To be done: Extract all lines containing "当代国际政治与经济".

■ ■ ■

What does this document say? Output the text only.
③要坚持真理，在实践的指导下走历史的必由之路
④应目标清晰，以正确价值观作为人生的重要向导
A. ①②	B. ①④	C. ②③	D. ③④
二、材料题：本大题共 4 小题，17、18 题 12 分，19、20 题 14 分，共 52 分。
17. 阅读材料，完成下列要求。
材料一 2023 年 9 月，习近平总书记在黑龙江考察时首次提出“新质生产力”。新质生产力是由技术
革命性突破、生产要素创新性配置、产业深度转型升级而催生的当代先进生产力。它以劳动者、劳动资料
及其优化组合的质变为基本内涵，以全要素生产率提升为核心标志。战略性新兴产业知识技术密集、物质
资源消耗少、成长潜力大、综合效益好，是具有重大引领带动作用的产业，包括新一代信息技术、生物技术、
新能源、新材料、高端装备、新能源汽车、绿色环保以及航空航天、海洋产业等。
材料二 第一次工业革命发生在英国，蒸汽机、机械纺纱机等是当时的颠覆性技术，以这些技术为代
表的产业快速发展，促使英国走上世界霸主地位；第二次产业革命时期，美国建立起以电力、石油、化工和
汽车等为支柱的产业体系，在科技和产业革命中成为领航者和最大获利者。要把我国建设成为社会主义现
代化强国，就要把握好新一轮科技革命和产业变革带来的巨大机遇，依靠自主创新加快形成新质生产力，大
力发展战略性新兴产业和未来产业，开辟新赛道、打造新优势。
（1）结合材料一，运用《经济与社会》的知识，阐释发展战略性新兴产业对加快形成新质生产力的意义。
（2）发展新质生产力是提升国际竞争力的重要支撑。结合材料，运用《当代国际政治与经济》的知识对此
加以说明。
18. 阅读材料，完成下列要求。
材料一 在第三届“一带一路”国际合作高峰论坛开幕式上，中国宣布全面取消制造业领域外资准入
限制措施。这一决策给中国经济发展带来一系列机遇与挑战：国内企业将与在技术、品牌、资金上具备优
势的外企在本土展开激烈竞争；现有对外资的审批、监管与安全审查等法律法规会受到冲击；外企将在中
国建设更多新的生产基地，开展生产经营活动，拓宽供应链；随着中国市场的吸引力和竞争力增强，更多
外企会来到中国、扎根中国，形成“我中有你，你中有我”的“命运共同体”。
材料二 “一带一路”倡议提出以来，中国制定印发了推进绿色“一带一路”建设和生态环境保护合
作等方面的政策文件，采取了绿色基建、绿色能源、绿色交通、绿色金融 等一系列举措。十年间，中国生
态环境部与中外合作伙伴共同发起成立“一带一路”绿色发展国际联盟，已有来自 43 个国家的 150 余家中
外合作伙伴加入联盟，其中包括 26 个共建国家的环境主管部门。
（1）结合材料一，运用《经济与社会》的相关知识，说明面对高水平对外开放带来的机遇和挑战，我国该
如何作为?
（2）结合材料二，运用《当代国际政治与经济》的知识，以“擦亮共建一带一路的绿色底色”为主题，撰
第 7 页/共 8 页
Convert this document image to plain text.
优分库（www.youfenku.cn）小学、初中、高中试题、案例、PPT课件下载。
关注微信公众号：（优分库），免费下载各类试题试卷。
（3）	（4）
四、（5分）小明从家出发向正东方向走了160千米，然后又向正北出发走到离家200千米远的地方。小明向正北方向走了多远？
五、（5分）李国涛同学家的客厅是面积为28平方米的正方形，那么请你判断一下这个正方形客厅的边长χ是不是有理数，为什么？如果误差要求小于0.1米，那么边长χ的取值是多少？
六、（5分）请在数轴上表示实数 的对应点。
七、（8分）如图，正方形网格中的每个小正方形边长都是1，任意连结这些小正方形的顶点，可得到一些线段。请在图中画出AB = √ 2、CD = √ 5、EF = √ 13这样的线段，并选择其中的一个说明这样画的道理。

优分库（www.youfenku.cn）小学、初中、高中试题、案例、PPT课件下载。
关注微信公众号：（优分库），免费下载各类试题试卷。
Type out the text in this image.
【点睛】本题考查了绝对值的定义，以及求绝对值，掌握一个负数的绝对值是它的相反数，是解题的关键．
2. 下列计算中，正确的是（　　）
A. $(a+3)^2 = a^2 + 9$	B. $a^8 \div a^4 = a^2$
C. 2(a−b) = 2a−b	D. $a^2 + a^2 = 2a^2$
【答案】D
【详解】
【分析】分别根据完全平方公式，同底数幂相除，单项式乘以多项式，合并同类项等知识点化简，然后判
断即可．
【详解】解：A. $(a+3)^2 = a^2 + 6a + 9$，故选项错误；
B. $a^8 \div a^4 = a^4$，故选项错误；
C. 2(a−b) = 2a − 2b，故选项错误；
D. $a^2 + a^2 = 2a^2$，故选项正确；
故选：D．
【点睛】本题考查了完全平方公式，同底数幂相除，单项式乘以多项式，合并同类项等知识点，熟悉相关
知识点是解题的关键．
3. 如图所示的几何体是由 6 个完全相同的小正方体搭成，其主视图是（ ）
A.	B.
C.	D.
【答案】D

■ ■ ■

Final answer:
（2）发展新质生产力是提升国际竞争力的重要支撑。结合材料，运用《当代国际政治与经济》的知识对此
（2）结合材料二，运用《当代国际政治与经济》的知识，以“擦亮共建一带一路的绿色底色”为主题，撰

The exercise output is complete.